TASK GOAL: Each record below is to be reproduced without any change.
BEGIN SUPPLIED MATERIAL
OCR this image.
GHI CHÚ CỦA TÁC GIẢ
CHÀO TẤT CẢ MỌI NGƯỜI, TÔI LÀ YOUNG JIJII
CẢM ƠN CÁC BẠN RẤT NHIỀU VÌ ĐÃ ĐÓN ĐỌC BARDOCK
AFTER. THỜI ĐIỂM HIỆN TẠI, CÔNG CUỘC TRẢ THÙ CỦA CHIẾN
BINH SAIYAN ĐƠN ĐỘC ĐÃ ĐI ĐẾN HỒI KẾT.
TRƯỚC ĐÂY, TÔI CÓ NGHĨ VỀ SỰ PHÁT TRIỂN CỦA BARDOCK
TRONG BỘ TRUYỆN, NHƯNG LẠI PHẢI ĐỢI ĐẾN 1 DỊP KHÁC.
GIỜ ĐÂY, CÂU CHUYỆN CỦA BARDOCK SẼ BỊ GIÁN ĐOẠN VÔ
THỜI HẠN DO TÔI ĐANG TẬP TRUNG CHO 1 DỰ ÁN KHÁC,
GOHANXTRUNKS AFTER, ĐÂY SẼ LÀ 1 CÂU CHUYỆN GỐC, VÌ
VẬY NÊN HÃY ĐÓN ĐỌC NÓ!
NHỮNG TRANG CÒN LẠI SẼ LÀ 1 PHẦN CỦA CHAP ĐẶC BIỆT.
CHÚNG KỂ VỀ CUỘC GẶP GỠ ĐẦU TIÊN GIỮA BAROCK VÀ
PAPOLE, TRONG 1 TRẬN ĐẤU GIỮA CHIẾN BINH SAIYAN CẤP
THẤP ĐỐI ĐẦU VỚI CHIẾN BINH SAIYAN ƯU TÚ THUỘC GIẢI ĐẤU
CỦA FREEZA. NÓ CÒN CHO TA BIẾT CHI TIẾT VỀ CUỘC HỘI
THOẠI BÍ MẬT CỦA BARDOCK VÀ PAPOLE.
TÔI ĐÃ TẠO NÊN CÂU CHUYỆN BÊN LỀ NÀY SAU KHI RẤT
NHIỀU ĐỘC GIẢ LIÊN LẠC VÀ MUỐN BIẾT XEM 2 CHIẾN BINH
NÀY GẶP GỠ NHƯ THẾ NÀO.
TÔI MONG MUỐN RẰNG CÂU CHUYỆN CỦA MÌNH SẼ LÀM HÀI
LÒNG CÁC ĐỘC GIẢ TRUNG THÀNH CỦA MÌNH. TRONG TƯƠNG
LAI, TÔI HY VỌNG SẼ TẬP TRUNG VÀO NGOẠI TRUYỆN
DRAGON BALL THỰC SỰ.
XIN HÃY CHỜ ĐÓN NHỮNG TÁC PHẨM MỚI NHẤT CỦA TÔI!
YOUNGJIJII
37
END SUPPLIED MATERIAL
ANSWER TO THE TASK:
OCR this image.
GHI CHÚ CỦA TÁC GIẢ
CHÀO TẤT CẢ MỌI NGƯỜI, TÔI LÀ YOUNG JIJII
CẢM ƠN CÁC BẠN RẤT NHIỀU VÌ ĐÃ ĐÓN ĐỌC BARDOCK
AFTER. THỜI ĐIỂM HIỆN TẠI, CÔNG CUỘC TRẢ THÙ CỦA CHIẾN
BINH SAIYAN ĐƠN ĐỘC ĐÃ ĐI ĐẾN HỒI KẾT.
TRƯỚC ĐÂY, TÔI CÓ NGHĨ VỀ SỰ PHÁT TRIỂN CỦA BARDOCK
TRONG BỘ TRUYỆN, NHƯNG LẠI PHẢI ĐỢI ĐẾN 1 DỊP KHÁC.
GIỜ ĐÂY, CÂU CHUYỆN CỦA BARDOCK SẼ BỊ GIÁN ĐOẠN VÔ
THỜI HẠN DO TÔI ĐANG TẬP TRUNG CHO 1 DỰ ÁN KHÁC,
GOHANXTRUNKS AFTER, ĐÂY SẼ LÀ 1 CÂU CHUYỆN GỐC, VÌ
VẬY NÊN HÃY ĐÓN ĐỌC NÓ!
NHỮNG TRANG CÒN LẠI SẼ LÀ 1 PHẦN CỦA CHAP ĐẶC BIỆT.
CHÚNG KỂ VỀ CUỘC GẶP GỠ ĐẦU TIÊN GIỮA BAROCK VÀ
PAPOLE, TRONG 1 TRẬN ĐẤU GIỮA CHIẾN BINH SAIYAN CẤP
THẤP ĐỐI ĐẦU VỚI CHIẾN BINH SAIYAN ƯU TÚ THUỘC GIẢI ĐẤU
CỦA FREEZA. NÓ CÒN CHO TA BIẾT CHI TIẾT VỀ CUỘC HỘI
THOẠI BÍ MẬT CỦA BARDOCK VÀ PAPOLE.
TÔI ĐÃ TẠO NÊN CÂU CHUYỆN BÊN LỀ NÀY SAU KHI RẤT
NHIỀU ĐỘC GIẢ LIÊN LẠC VÀ MUỐN BIẾT XEM 2 CHIẾN BINH
NÀY GẶP GỠ NHƯ THẾ NÀO.
TÔI MONG MUỐN RẰNG CÂU CHUYỆN CỦA MÌNH SẼ LÀM HÀI
LÒNG CÁC ĐỘC GIẢ TRUNG THÀNH CỦA MÌNH. TRONG TƯƠNG
LAI, TÔI HY VỌNG SẼ TẬP TRUNG VÀO NGOẠI TRUYỆN
DRAGON BALL THỰC SỰ.
XIN HÃY CHỜ ĐÓN NHỮNG TÁC PHẨM MỚI NHẤT CỦA TÔI!
YOUNGJIJII
37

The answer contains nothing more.